Task goal
Quote, verbatim, all material below, without pictures.

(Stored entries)
__________

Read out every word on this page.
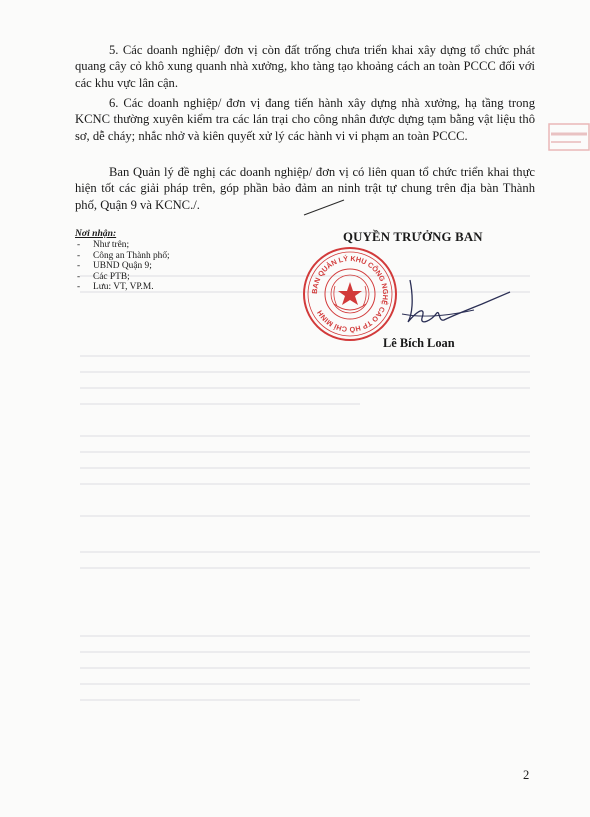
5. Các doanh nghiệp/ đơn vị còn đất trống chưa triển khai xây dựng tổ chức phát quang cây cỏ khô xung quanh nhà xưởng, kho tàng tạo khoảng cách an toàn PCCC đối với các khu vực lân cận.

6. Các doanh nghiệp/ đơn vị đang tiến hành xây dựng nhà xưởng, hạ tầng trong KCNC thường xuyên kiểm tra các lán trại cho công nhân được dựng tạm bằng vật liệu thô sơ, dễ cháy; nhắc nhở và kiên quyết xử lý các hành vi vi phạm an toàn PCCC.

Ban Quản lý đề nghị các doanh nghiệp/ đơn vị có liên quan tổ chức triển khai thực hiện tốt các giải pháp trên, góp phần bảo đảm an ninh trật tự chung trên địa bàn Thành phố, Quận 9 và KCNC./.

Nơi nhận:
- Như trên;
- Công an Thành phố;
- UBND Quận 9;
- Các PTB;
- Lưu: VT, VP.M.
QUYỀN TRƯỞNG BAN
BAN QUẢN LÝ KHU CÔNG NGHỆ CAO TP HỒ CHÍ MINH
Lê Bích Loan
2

__________

Result of the task
Read out every word on this page.
5. Các doanh nghiệp/ đơn vị còn đất trống chưa triển khai xây dựng tổ chức phát quang cây cỏ khô xung quanh nhà xưởng, kho tàng tạo khoảng cách an toàn PCCC đối với các khu vực lân cận.

6. Các doanh nghiệp/ đơn vị đang tiến hành xây dựng nhà xưởng, hạ tầng trong KCNC thường xuyên kiểm tra các lán trại cho công nhân được dựng tạm bằng vật liệu thô sơ, dễ cháy; nhắc nhở và kiên quyết xử lý các hành vi vi phạm an toàn PCCC.

Ban Quản lý đề nghị các doanh nghiệp/ đơn vị có liên quan tổ chức triển khai thực hiện tốt các giải pháp trên, góp phần bảo đảm an ninh trật tự chung trên địa bàn Thành phố, Quận 9 và KCNC./.

Nơi nhận:
- Như trên;
- Công an Thành phố;
- UBND Quận 9;
- Các PTB;
- Lưu: VT, VP.M.
QUYỀN TRƯỞNG BAN
BAN QUẢN LÝ KHU CÔNG NGHỆ CAO TP HỒ CHÍ MINH
Lê Bích Loan
2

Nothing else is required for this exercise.